_SHORT TASK_.
Pull out each line of the data that includes the word "this".

_GIVEN RECORDS_.

╭──

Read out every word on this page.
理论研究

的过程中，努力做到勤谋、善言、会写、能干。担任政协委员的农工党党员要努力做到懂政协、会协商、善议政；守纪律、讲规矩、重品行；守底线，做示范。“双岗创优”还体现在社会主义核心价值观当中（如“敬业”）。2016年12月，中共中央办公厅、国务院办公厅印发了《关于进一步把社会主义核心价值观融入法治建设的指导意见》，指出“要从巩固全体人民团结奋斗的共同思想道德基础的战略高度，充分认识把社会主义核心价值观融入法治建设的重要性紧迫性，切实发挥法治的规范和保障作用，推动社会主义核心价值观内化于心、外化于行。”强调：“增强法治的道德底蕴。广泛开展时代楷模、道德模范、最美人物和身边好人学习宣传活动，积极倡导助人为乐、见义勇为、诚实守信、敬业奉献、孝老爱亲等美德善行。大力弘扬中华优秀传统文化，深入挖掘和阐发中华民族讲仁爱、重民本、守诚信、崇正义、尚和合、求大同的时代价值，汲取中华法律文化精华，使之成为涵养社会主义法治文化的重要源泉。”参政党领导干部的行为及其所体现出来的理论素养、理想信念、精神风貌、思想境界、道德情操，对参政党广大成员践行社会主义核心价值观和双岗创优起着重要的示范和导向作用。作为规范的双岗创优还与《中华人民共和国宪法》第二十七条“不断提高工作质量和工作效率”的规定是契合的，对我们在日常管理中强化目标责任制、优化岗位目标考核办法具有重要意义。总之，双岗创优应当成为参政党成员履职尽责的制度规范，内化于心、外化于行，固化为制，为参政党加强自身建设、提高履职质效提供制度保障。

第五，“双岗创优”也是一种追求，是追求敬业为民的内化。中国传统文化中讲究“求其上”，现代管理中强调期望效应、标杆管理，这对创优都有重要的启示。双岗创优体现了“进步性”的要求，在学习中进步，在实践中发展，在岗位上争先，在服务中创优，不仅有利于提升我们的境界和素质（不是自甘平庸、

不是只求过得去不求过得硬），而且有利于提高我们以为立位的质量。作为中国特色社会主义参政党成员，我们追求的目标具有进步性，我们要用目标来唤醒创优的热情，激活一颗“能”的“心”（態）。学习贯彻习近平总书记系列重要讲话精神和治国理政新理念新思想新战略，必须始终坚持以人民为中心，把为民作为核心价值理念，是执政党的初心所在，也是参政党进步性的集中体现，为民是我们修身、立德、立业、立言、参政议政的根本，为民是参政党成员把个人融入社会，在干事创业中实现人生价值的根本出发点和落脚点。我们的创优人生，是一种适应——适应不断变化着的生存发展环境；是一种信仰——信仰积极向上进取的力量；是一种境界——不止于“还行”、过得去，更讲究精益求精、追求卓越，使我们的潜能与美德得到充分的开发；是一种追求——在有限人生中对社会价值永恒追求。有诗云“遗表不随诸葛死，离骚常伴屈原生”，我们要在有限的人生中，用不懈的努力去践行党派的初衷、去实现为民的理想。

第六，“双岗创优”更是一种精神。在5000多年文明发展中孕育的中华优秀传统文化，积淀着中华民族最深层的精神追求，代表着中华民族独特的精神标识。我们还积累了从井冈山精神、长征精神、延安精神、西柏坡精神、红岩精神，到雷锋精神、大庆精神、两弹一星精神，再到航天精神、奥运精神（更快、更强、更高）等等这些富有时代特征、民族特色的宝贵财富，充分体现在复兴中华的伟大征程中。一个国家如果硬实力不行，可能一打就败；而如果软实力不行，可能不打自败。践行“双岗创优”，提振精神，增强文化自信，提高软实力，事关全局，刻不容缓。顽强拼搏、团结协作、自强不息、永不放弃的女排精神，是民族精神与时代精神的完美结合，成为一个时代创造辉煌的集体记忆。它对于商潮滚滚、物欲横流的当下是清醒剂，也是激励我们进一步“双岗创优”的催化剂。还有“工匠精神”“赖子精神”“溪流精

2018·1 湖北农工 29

╰──
╭──

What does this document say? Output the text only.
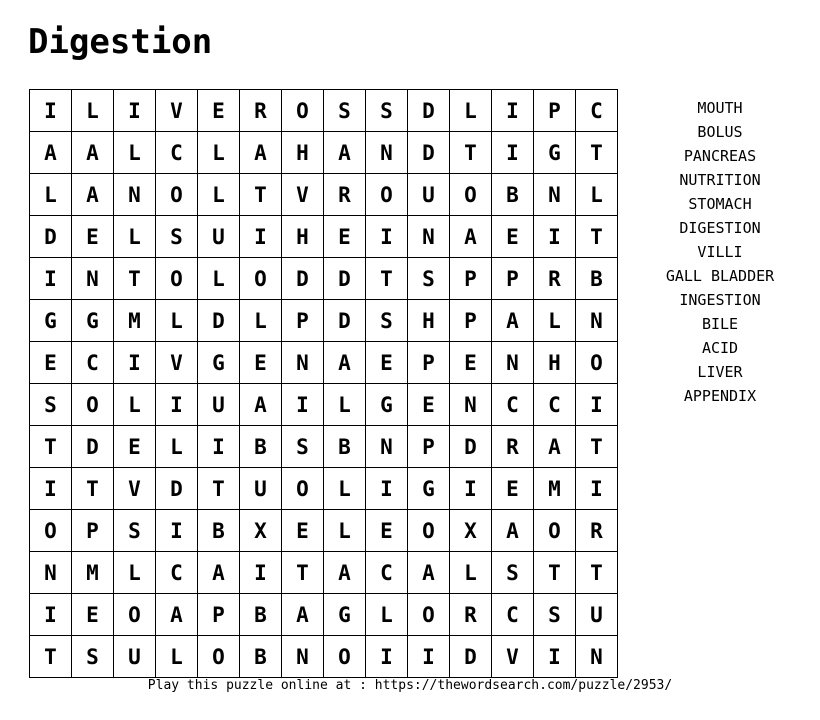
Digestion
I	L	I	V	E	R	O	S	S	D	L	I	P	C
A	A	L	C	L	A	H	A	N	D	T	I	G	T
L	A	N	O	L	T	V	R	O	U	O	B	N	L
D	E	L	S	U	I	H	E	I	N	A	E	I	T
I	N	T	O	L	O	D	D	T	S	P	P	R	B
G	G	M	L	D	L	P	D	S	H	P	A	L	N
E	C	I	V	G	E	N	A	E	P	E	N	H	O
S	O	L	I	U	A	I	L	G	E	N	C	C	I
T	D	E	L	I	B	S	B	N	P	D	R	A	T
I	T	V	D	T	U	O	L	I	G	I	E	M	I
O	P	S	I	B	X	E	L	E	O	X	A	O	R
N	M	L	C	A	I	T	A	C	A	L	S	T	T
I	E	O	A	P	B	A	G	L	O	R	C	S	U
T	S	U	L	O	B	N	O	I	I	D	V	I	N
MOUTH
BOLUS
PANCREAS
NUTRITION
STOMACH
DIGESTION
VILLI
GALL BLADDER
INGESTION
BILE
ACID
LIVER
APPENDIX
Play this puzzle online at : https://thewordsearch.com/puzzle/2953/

╰──

_REPLY_.
Read out every word on this page.
What does this document say? Output the text only.
Play this puzzle online at : https://thewordsearch.com/puzzle/2953/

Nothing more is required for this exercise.